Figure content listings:
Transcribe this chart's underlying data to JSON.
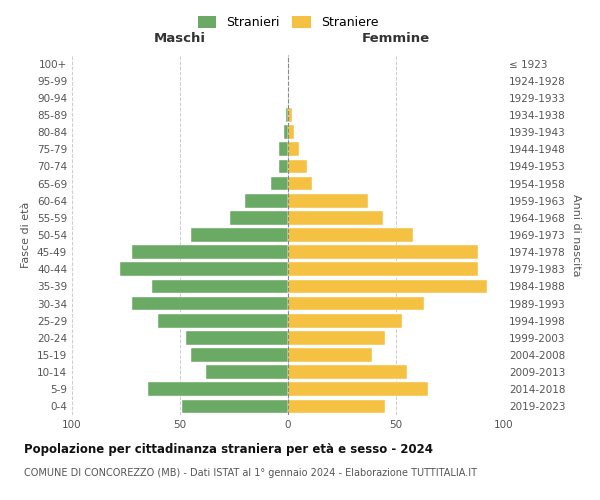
{
  "age_groups": [
    "0-4",
    "5-9",
    "10-14",
    "15-19",
    "20-24",
    "25-29",
    "30-34",
    "35-39",
    "40-44",
    "45-49",
    "50-54",
    "55-59",
    "60-64",
    "65-69",
    "70-74",
    "75-79",
    "80-84",
    "85-89",
    "90-94",
    "95-99",
    "100+"
  ],
  "birth_years": [
    "2019-2023",
    "2014-2018",
    "2009-2013",
    "2004-2008",
    "1999-2003",
    "1994-1998",
    "1989-1993",
    "1984-1988",
    "1979-1983",
    "1974-1978",
    "1969-1973",
    "1964-1968",
    "1959-1963",
    "1954-1958",
    "1949-1953",
    "1944-1948",
    "1939-1943",
    "1934-1938",
    "1929-1933",
    "1924-1928",
    "≤ 1923"
  ],
  "maschi": [
    49,
    65,
    38,
    45,
    47,
    60,
    72,
    63,
    78,
    72,
    45,
    27,
    20,
    8,
    4,
    4,
    2,
    1,
    0,
    0,
    0
  ],
  "femmine": [
    45,
    65,
    55,
    39,
    45,
    53,
    63,
    92,
    88,
    88,
    58,
    44,
    37,
    11,
    9,
    5,
    3,
    2,
    0,
    0,
    0
  ],
  "maschi_color": "#6aaa64",
  "femmine_color": "#f5c142",
  "title": "Popolazione per cittadinanza straniera per età e sesso - 2024",
  "subtitle": "COMUNE DI CONCOREZZO (MB) - Dati ISTAT al 1° gennaio 2024 - Elaborazione TUTTITALIA.IT",
  "xlabel_left": "Maschi",
  "xlabel_right": "Femmine",
  "ylabel_left": "Fasce di età",
  "ylabel_right": "Anni di nascita",
  "legend_maschi": "Stranieri",
  "legend_femmine": "Straniere",
  "xlim": 100,
  "background_color": "#ffffff",
  "grid_color": "#cccccc"
}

## What is expected
Reproduce every entry exactly, but omit each picture.

## The output
Transcribe this chart's underlying data to JSON.
{
  "age_groups": [
    "0-4",
    "5-9",
    "10-14",
    "15-19",
    "20-24",
    "25-29",
    "30-34",
    "35-39",
    "40-44",
    "45-49",
    "50-54",
    "55-59",
    "60-64",
    "65-69",
    "70-74",
    "75-79",
    "80-84",
    "85-89",
    "90-94",
    "95-99",
    "100+"
  ],
  "birth_years": [
    "2019-2023",
    "2014-2018",
    "2009-2013",
    "2004-2008",
    "1999-2003",
    "1994-1998",
    "1989-1993",
    "1984-1988",
    "1979-1983",
    "1974-1978",
    "1969-1973",
    "1964-1968",
    "1959-1963",
    "1954-1958",
    "1949-1953",
    "1944-1948",
    "1939-1943",
    "1934-1938",
    "1929-1933",
    "1924-1928",
    "≤ 1923"
  ],
  "maschi": [
    49,
    65,
    38,
    45,
    47,
    60,
    72,
    63,
    78,
    72,
    45,
    27,
    20,
    8,
    4,
    4,
    2,
    1,
    0,
    0,
    0
  ],
  "femmine": [
    45,
    65,
    55,
    39,
    45,
    53,
    63,
    92,
    88,
    88,
    58,
    44,
    37,
    11,
    9,
    5,
    3,
    2,
    0,
    0,
    0
  ],
  "maschi_color": "#6aaa64",
  "femmine_color": "#f5c142",
  "title": "Popolazione per cittadinanza straniera per età e sesso - 2024",
  "subtitle": "COMUNE DI CONCOREZZO (MB) - Dati ISTAT al 1° gennaio 2024 - Elaborazione TUTTITALIA.IT",
  "xlabel_left": "Maschi",
  "xlabel_right": "Femmine",
  "ylabel_left": "Fasce di età",
  "ylabel_right": "Anni di nascita",
  "legend_maschi": "Stranieri",
  "legend_femmine": "Straniere",
  "xlim": 100,
  "background_color": "#ffffff",
  "grid_color": "#cccccc"
}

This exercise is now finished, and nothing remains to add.